Copy every record below exactly as written, but leave out the pictures.
──────────
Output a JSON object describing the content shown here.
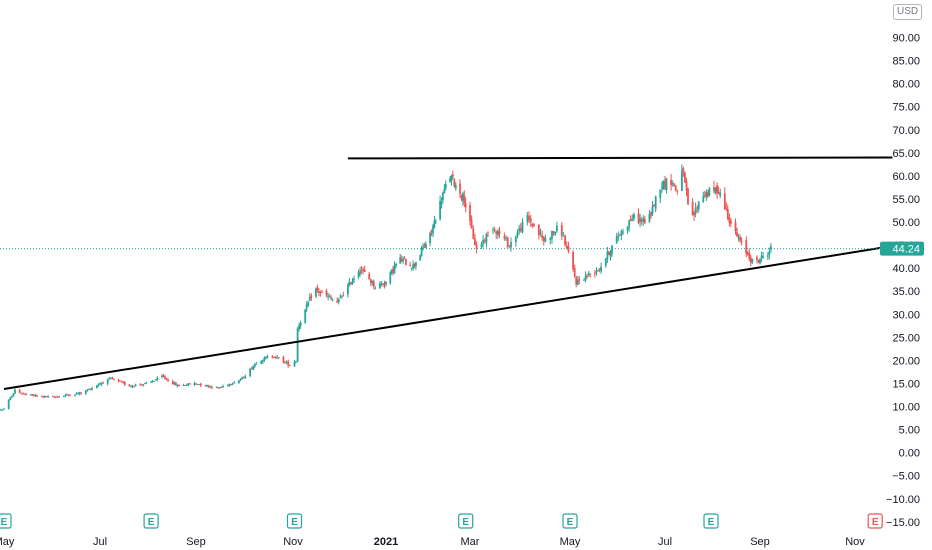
{
  "currency": "USD",
  "last_price": "44.24",
  "colors": {
    "up": "#26a69a",
    "down": "#ef5350",
    "trendline": "#000000",
    "price_line": "#26a69a",
    "earnings_past": "#26a69a",
    "earnings_future": "#ef5350"
  },
  "chart_data": {
    "type": "candlestick",
    "ylim": [
      -15,
      95
    ],
    "y_ticks": [
      "90.00",
      "85.00",
      "80.00",
      "75.00",
      "70.00",
      "65.00",
      "60.00",
      "55.00",
      "50.00",
      "45.00",
      "40.00",
      "35.00",
      "30.00",
      "25.00",
      "20.00",
      "15.00",
      "10.00",
      "5.00",
      "0.00",
      "−5.00",
      "−10.00",
      "−15.00"
    ],
    "y_tick_values": [
      90,
      85,
      80,
      75,
      70,
      65,
      60,
      55,
      50,
      45,
      40,
      35,
      30,
      25,
      20,
      15,
      10,
      5,
      0,
      -5,
      -10,
      -15
    ],
    "x_ticks": [
      {
        "label": "May",
        "date": "2020-05-01"
      },
      {
        "label": "Jul",
        "date": "2020-07-01"
      },
      {
        "label": "Sep",
        "date": "2020-09-01"
      },
      {
        "label": "Nov",
        "date": "2020-11-01"
      },
      {
        "label": "2021",
        "date": "2021-01-01",
        "bold": true
      },
      {
        "label": "Mar",
        "date": "2021-03-01"
      },
      {
        "label": "May",
        "date": "2021-05-01"
      },
      {
        "label": "Jul",
        "date": "2021-07-01"
      },
      {
        "label": "Sep",
        "date": "2021-09-01"
      },
      {
        "label": "Nov",
        "date": "2021-11-01"
      }
    ],
    "price_path": [
      [
        "2020-04-20",
        8.5
      ],
      [
        "2020-05-01",
        9.5
      ],
      [
        "2020-05-08",
        13.5
      ],
      [
        "2020-05-15",
        12.5
      ],
      [
        "2020-06-01",
        12.0
      ],
      [
        "2020-06-20",
        13.0
      ],
      [
        "2020-07-01",
        15.0
      ],
      [
        "2020-07-08",
        16.0
      ],
      [
        "2020-07-20",
        14.5
      ],
      [
        "2020-08-01",
        15.0
      ],
      [
        "2020-08-10",
        16.5
      ],
      [
        "2020-08-20",
        14.5
      ],
      [
        "2020-09-01",
        15.0
      ],
      [
        "2020-09-15",
        14.0
      ],
      [
        "2020-09-30",
        16.0
      ],
      [
        "2020-10-10",
        20.0
      ],
      [
        "2020-10-20",
        21.0
      ],
      [
        "2020-10-30",
        19.0
      ],
      [
        "2020-11-03",
        20.0
      ],
      [
        "2020-11-04",
        27.0
      ],
      [
        "2020-11-15",
        35.5
      ],
      [
        "2020-11-30",
        32.5
      ],
      [
        "2020-12-15",
        40.0
      ],
      [
        "2020-12-25",
        36.0
      ],
      [
        "2021-01-01",
        37.0
      ],
      [
        "2021-01-10",
        42.0
      ],
      [
        "2021-01-20",
        40.5
      ],
      [
        "2021-02-01",
        47.0
      ],
      [
        "2021-02-10",
        56.0
      ],
      [
        "2021-02-15",
        60.0
      ],
      [
        "2021-02-25",
        55.0
      ],
      [
        "2021-03-05",
        44.0
      ],
      [
        "2021-03-15",
        49.0
      ],
      [
        "2021-03-25",
        45.0
      ],
      [
        "2021-04-05",
        51.0
      ],
      [
        "2021-04-15",
        46.0
      ],
      [
        "2021-04-25",
        49.0
      ],
      [
        "2021-05-05",
        37.0
      ],
      [
        "2021-05-20",
        40.0
      ],
      [
        "2021-06-01",
        47.0
      ],
      [
        "2021-06-10",
        51.0
      ],
      [
        "2021-06-20",
        50.0
      ],
      [
        "2021-06-28",
        58.0
      ],
      [
        "2021-07-05",
        59.0
      ],
      [
        "2021-07-10",
        56.0
      ],
      [
        "2021-07-12",
        62.0
      ],
      [
        "2021-07-18",
        50.0
      ],
      [
        "2021-07-25",
        56.0
      ],
      [
        "2021-08-05",
        57.0
      ],
      [
        "2021-08-15",
        48.0
      ],
      [
        "2021-08-22",
        44.0
      ],
      [
        "2021-08-28",
        41.0
      ],
      [
        "2021-09-05",
        43.0
      ],
      [
        "2021-09-08",
        44.24
      ]
    ],
    "trendlines": [
      {
        "from": [
          "2020-05-01",
          13.8
        ],
        "to": [
          "2021-11-25",
          44.8
        ]
      },
      {
        "from": [
          "2020-12-07",
          63.8
        ],
        "to": [
          "2021-11-25",
          64.0
        ]
      }
    ],
    "earnings": [
      {
        "date": "2020-05-01",
        "label": "E",
        "future": false
      },
      {
        "date": "2020-08-03",
        "label": "E",
        "future": false
      },
      {
        "date": "2020-11-02",
        "label": "E",
        "future": false
      },
      {
        "date": "2021-02-26",
        "label": "E",
        "future": false
      },
      {
        "date": "2021-05-01",
        "label": "E",
        "future": false
      },
      {
        "date": "2021-07-31",
        "label": "E",
        "future": false
      },
      {
        "date": "2021-11-14",
        "label": "E",
        "future": true
      }
    ]
  }
}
──────────
▸ Result below
Output a JSON object describing the content shown here.
{
  "currency": "USD",
  "last_price": "44.24",
  "colors": {
    "up": "#26a69a",
    "down": "#ef5350",
    "trendline": "#000000",
    "price_line": "#26a69a",
    "earnings_past": "#26a69a",
    "earnings_future": "#ef5350"
  },
  "chart_data": {
    "type": "candlestick",
    "ylim": [
      -15,
      95
    ],
    "y_ticks": [
      "90.00",
      "85.00",
      "80.00",
      "75.00",
      "70.00",
      "65.00",
      "60.00",
      "55.00",
      "50.00",
      "45.00",
      "40.00",
      "35.00",
      "30.00",
      "25.00",
      "20.00",
      "15.00",
      "10.00",
      "5.00",
      "0.00",
      "−5.00",
      "−10.00",
      "−15.00"
    ],
    "y_tick_values": [
      90,
      85,
      80,
      75,
      70,
      65,
      60,
      55,
      50,
      45,
      40,
      35,
      30,
      25,
      20,
      15,
      10,
      5,
      0,
      -5,
      -10,
      -15
    ],
    "x_ticks": [
      {
        "label": "May",
        "date": "2020-05-01"
      },
      {
        "label": "Jul",
        "date": "2020-07-01"
      },
      {
        "label": "Sep",
        "date": "2020-09-01"
      },
      {
        "label": "Nov",
        "date": "2020-11-01"
      },
      {
        "label": "2021",
        "date": "2021-01-01",
        "bold": true
      },
      {
        "label": "Mar",
        "date": "2021-03-01"
      },
      {
        "label": "May",
        "date": "2021-05-01"
      },
      {
        "label": "Jul",
        "date": "2021-07-01"
      },
      {
        "label": "Sep",
        "date": "2021-09-01"
      },
      {
        "label": "Nov",
        "date": "2021-11-01"
      }
    ],
    "price_path": [
      [
        "2020-04-20",
        8.5
      ],
      [
        "2020-05-01",
        9.5
      ],
      [
        "2020-05-08",
        13.5
      ],
      [
        "2020-05-15",
        12.5
      ],
      [
        "2020-06-01",
        12.0
      ],
      [
        "2020-06-20",
        13.0
      ],
      [
        "2020-07-01",
        15.0
      ],
      [
        "2020-07-08",
        16.0
      ],
      [
        "2020-07-20",
        14.5
      ],
      [
        "2020-08-01",
        15.0
      ],
      [
        "2020-08-10",
        16.5
      ],
      [
        "2020-08-20",
        14.5
      ],
      [
        "2020-09-01",
        15.0
      ],
      [
        "2020-09-15",
        14.0
      ],
      [
        "2020-09-30",
        16.0
      ],
      [
        "2020-10-10",
        20.0
      ],
      [
        "2020-10-20",
        21.0
      ],
      [
        "2020-10-30",
        19.0
      ],
      [
        "2020-11-03",
        20.0
      ],
      [
        "2020-11-04",
        27.0
      ],
      [
        "2020-11-15",
        35.5
      ],
      [
        "2020-11-30",
        32.5
      ],
      [
        "2020-12-15",
        40.0
      ],
      [
        "2020-12-25",
        36.0
      ],
      [
        "2021-01-01",
        37.0
      ],
      [
        "2021-01-10",
        42.0
      ],
      [
        "2021-01-20",
        40.5
      ],
      [
        "2021-02-01",
        47.0
      ],
      [
        "2021-02-10",
        56.0
      ],
      [
        "2021-02-15",
        60.0
      ],
      [
        "2021-02-25",
        55.0
      ],
      [
        "2021-03-05",
        44.0
      ],
      [
        "2021-03-15",
        49.0
      ],
      [
        "2021-03-25",
        45.0
      ],
      [
        "2021-04-05",
        51.0
      ],
      [
        "2021-04-15",
        46.0
      ],
      [
        "2021-04-25",
        49.0
      ],
      [
        "2021-05-05",
        37.0
      ],
      [
        "2021-05-20",
        40.0
      ],
      [
        "2021-06-01",
        47.0
      ],
      [
        "2021-06-10",
        51.0
      ],
      [
        "2021-06-20",
        50.0
      ],
      [
        "2021-06-28",
        58.0
      ],
      [
        "2021-07-05",
        59.0
      ],
      [
        "2021-07-10",
        56.0
      ],
      [
        "2021-07-12",
        62.0
      ],
      [
        "2021-07-18",
        50.0
      ],
      [
        "2021-07-25",
        56.0
      ],
      [
        "2021-08-05",
        57.0
      ],
      [
        "2021-08-15",
        48.0
      ],
      [
        "2021-08-22",
        44.0
      ],
      [
        "2021-08-28",
        41.0
      ],
      [
        "2021-09-05",
        43.0
      ],
      [
        "2021-09-08",
        44.24
      ]
    ],
    "trendlines": [
      {
        "from": [
          "2020-05-01",
          13.8
        ],
        "to": [
          "2021-11-25",
          44.8
        ]
      },
      {
        "from": [
          "2020-12-07",
          63.8
        ],
        "to": [
          "2021-11-25",
          64.0
        ]
      }
    ],
    "earnings": [
      {
        "date": "2020-05-01",
        "label": "E",
        "future": false
      },
      {
        "date": "2020-08-03",
        "label": "E",
        "future": false
      },
      {
        "date": "2020-11-02",
        "label": "E",
        "future": false
      },
      {
        "date": "2021-02-26",
        "label": "E",
        "future": false
      },
      {
        "date": "2021-05-01",
        "label": "E",
        "future": false
      },
      {
        "date": "2021-07-31",
        "label": "E",
        "future": false
      },
      {
        "date": "2021-11-14",
        "label": "E",
        "future": true
      }
    ]
  }
}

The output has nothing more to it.